__Obiettivo dell'esercizio__:
Trascriva tutto ciò che va dalla riga contenente "Patent image size: (1084, 696)." fino alla riga contenente "The bearing 13R is at (322, 258).", rinominando "operator cabin" in "driver cab" e lasciando invariato tutto il resto.

__Dati estratti__:
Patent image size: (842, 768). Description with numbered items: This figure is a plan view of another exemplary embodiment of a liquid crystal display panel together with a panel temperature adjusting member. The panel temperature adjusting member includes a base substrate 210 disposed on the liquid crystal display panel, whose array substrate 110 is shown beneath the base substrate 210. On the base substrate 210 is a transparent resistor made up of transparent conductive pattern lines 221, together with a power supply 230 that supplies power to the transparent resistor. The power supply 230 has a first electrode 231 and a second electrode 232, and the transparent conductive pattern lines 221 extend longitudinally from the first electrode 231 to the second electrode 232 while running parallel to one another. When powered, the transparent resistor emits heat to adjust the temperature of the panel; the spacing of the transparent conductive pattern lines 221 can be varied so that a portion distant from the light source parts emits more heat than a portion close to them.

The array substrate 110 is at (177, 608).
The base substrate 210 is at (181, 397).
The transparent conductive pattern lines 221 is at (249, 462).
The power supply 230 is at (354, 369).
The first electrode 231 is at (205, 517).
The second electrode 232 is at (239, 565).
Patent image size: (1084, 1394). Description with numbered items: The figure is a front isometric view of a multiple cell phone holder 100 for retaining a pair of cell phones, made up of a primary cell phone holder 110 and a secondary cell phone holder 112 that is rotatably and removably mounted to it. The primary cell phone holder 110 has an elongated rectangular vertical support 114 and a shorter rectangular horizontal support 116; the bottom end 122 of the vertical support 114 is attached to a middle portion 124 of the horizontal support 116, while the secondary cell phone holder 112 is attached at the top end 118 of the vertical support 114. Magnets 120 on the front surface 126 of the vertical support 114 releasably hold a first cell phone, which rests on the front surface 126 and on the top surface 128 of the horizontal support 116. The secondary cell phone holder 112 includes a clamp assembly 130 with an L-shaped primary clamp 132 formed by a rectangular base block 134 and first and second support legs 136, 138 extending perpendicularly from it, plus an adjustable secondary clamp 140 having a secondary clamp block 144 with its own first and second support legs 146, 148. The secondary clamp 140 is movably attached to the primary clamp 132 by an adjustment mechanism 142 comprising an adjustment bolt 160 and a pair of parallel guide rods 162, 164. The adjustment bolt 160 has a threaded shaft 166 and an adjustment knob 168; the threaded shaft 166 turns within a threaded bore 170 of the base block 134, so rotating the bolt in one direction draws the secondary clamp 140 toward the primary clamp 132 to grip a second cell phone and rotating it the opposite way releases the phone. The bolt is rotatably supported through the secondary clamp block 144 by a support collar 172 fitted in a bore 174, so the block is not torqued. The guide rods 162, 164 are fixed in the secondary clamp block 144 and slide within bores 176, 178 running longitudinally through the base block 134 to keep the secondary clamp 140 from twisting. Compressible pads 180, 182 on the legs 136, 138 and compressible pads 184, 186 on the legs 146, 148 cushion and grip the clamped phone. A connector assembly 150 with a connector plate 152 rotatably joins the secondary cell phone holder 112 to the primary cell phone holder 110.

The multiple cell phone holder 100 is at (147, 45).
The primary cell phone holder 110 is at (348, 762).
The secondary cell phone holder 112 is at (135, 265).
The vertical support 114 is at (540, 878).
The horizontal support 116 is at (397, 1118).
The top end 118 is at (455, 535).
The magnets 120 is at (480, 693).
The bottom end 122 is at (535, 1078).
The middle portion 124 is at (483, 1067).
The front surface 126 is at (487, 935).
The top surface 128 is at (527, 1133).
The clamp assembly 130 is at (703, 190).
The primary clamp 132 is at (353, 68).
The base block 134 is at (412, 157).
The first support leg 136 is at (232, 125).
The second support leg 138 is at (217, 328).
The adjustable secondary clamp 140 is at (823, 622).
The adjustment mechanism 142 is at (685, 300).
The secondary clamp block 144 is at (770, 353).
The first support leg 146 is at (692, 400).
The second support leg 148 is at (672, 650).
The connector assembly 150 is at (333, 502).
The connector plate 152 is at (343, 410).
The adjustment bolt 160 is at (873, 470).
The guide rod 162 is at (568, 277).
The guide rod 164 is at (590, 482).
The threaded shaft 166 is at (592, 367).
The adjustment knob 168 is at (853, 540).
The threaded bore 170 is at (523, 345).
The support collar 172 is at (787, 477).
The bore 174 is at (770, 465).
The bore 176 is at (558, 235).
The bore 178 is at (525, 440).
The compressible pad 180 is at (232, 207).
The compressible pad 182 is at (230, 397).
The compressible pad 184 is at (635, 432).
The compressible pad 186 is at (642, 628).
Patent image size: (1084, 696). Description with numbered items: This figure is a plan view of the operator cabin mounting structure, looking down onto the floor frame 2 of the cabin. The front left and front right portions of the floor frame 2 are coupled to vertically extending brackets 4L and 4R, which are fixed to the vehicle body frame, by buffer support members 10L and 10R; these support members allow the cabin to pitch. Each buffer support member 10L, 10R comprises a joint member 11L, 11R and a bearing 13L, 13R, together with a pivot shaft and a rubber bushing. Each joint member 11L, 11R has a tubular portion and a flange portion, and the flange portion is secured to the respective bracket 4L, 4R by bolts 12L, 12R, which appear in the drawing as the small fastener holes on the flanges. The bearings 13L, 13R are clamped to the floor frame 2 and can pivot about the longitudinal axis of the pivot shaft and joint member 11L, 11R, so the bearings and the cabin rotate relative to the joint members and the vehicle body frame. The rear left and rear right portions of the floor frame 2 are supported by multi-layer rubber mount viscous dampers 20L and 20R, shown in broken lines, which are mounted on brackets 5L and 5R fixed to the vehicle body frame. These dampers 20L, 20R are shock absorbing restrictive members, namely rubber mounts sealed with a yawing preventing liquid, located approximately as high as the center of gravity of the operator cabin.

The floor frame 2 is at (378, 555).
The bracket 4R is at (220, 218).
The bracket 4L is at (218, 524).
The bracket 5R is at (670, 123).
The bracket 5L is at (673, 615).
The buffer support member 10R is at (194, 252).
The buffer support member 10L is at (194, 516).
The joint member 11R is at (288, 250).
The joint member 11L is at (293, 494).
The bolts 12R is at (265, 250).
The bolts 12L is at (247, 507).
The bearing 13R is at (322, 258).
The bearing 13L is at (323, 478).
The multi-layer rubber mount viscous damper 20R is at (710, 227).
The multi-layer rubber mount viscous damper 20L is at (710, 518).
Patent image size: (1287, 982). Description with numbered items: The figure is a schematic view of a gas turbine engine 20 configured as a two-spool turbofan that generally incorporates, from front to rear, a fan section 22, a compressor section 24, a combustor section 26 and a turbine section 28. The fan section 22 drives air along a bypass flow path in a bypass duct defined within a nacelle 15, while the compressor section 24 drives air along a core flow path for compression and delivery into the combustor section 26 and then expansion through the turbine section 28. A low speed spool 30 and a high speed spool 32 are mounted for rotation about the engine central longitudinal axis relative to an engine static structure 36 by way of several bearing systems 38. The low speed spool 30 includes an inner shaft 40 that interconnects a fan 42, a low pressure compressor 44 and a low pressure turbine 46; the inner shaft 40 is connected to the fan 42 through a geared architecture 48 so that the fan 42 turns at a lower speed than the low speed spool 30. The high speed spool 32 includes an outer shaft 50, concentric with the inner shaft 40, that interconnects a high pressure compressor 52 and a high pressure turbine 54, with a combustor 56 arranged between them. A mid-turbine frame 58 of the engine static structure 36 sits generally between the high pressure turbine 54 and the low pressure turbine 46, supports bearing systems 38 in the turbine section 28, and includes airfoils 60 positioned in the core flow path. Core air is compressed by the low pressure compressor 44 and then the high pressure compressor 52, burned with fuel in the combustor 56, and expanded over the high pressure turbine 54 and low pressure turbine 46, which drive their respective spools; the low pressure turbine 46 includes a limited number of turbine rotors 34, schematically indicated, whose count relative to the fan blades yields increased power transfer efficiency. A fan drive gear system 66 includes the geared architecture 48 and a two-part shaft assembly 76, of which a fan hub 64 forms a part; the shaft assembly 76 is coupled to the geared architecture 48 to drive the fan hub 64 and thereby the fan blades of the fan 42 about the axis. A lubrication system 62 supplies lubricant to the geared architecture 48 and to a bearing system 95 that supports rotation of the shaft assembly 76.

__Risposta corretta__:
Patent image size: (1084, 696). Description with numbered items: This figure is a plan view of the driver cab mounting structure, looking down onto the floor frame 2 of the cabin. The front left and front right portions of the floor frame 2 are coupled to vertically extending brackets 4L and 4R, which are fixed to the vehicle body frame, by buffer support members 10L and 10R; these support members allow the cabin to pitch. Each buffer support member 10L, 10R comprises a joint member 11L, 11R and a bearing 13L, 13R, together with a pivot shaft and a rubber bushing. Each joint member 11L, 11R has a tubular portion and a flange portion, and the flange portion is secured to the respective bracket 4L, 4R by bolts 12L, 12R, which appear in the drawing as the small fastener holes on the flanges. The bearings 13L, 13R are clamped to the floor frame 2 and can pivot about the longitudinal axis of the pivot shaft and joint member 11L, 11R, so the bearings and the cabin rotate relative to the joint members and the vehicle body frame. The rear left and rear right portions of the floor frame 2 are supported by multi-layer rubber mount viscous dampers 20L and 20R, shown in broken lines, which are mounted on brackets 5L and 5R fixed to the vehicle body frame. These dampers 20L, 20R are shock absorbing restrictive members, namely rubber mounts sealed with a yawing preventing liquid, located approximately as high as the center of gravity of the driver cab.

The floor frame 2 is at (378, 555).
The bracket 4R is at (220, 218).
The bracket 4L is at (218, 524).
The bracket 5R is at (670, 123).
The bracket 5L is at (673, 615).
The buffer support member 10R is at (194, 252).
The buffer support member 10L is at (194, 516).
The joint member 11R is at (288, 250).
The joint member 11L is at (293, 494).
The bolts 12R is at (265, 250).
The bolts 12L is at (247, 507).
The bearing 13R is at (322, 258).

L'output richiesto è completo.